**Text segment**
__________________________________________________

Anonymous Anonymous said...

Great topic to tackle Jeffrey. I'm an advocate for getting deep on understanding customers' jobs-to-be-done (encompasses both needs and wants). But I'm well aware of the literature that talks about latent needs, and customers inability to get beyond what a product does today.

For me, solid grounding in customers' jobs is the foundation. I say that as someone who has seen the other end of the spectrum too often. It's all "intuition" that drives product decisions. If pressed, these folks don't really know what customers value and where the gaps are in what they want to do.

I agree with what you say here: "Anyone using only customer feedback to identify needs is probably missing the point". I can think of two modes where this is particularly pernicious.

(1) Responding only to what customers send your way. Customer support sites, account rep conversations, online customer communities...these are great for a variety of reasons. But you're traveling with blinders if that's all you have.

(2) Surveys are good, but are limited in what they capture. There's no back-n-forth, there's no understanding of deeper context.

Where does intuition come in here? Two big ways from my perspective:

First is recognizing when to ask "why". A customer gives feedback. Your intuition needs to kick in to recognize that this feedback is sometimes just the tip of an iceberg. Dive deeper by asking for more background.

Second is looking at areas where there are gaps in what the customer is trying to get done, and putting those in the larger context of what you offer. Understand where the opportunity fits in the broader organizational and market picture. Upon learning of a gap, your intuition should practically have a "click" moment where you can see how it fits into a broader opportunity. That "click" moment is your intuition talking.

__________________________________________________

**Record extracts**

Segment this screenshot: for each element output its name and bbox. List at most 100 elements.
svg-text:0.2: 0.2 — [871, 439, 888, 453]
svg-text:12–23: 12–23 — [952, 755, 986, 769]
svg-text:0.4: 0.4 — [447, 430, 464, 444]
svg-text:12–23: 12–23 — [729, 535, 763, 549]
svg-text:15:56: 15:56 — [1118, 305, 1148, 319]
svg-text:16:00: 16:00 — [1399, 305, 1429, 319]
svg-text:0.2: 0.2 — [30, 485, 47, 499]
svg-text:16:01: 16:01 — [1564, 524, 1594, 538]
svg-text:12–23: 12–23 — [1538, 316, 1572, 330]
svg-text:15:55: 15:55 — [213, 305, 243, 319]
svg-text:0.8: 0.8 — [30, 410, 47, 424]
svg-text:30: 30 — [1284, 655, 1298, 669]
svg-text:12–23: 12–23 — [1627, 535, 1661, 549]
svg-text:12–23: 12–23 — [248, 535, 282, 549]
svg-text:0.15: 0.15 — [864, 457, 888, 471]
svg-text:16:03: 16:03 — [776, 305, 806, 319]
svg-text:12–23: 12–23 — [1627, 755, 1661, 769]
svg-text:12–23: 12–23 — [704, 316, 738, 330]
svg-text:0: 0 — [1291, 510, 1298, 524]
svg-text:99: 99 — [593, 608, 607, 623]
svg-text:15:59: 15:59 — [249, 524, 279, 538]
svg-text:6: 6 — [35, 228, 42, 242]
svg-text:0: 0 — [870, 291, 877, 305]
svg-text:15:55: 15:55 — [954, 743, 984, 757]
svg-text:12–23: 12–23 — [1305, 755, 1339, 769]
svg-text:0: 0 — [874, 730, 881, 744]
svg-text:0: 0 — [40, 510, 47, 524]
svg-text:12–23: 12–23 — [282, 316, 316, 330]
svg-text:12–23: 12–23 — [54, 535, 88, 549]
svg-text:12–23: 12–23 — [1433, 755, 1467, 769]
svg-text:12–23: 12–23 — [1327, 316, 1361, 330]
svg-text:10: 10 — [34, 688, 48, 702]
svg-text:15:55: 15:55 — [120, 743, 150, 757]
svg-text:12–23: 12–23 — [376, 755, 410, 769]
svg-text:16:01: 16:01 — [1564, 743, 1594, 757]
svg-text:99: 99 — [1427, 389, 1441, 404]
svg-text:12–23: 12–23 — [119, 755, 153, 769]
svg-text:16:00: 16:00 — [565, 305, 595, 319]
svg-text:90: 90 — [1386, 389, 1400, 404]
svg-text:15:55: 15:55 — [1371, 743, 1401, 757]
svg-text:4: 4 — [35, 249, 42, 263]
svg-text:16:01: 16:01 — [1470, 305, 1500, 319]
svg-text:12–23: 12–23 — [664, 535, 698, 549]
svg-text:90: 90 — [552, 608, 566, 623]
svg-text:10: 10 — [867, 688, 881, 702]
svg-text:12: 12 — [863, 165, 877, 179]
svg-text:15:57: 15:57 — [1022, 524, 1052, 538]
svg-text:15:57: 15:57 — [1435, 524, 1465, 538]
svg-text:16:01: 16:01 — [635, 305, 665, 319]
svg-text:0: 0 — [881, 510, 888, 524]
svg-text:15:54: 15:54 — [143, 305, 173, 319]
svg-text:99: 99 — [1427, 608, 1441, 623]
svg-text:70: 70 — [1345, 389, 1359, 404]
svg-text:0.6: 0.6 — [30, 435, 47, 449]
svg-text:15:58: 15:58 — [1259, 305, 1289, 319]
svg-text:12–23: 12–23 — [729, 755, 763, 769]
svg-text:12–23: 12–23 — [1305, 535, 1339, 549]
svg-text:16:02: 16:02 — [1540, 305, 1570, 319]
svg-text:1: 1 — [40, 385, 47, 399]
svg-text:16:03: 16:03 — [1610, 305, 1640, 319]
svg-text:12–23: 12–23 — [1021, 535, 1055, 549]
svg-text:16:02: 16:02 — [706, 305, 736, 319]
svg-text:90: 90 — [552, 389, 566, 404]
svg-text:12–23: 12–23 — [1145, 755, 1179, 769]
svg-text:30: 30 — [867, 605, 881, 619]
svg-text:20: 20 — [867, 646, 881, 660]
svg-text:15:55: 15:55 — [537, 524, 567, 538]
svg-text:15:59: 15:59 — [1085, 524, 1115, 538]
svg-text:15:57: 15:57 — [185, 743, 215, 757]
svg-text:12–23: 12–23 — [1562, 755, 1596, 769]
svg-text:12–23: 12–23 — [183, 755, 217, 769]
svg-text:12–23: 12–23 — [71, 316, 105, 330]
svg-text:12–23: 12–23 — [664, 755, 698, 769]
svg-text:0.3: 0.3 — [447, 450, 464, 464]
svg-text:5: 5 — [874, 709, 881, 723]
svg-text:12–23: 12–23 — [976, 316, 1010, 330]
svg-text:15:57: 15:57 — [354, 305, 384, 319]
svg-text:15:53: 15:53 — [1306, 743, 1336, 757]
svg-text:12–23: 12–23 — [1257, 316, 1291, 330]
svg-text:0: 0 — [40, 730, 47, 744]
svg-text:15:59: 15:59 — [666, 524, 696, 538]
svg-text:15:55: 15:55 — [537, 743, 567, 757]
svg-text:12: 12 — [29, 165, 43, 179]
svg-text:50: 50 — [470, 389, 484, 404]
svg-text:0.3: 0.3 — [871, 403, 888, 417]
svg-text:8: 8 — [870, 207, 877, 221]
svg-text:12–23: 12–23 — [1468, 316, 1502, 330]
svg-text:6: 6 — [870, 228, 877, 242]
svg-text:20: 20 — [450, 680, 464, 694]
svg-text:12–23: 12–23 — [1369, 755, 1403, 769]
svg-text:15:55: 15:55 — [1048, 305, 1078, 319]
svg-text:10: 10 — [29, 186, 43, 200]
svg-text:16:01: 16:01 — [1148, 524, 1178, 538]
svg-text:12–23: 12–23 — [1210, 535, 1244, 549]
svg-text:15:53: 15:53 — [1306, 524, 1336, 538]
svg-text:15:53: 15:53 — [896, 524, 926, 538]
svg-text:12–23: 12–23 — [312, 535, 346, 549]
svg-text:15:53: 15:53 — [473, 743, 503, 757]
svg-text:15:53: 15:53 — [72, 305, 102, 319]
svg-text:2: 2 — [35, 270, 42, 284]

__________________________________________________

**Requirements**
• a. Repeat the comment on customer feedback and intuition between "Anonymous Anonymous said..." and "product does today.", inclusive.
• b. In the comment on customer feedback and intuition, what does the writer say the "click" moment is?

**Solutions**
• a.
Anonymous Anonymous said...

Great topic to tackle Jeffrey. I'm an advocate for getting deep on understanding customers' jobs-to-be-done (encompasses both needs and wants). But I'm well aware of the literature that talks about latent needs, and customers inability to get beyond what a product does today.

• b. It is your intuition talking.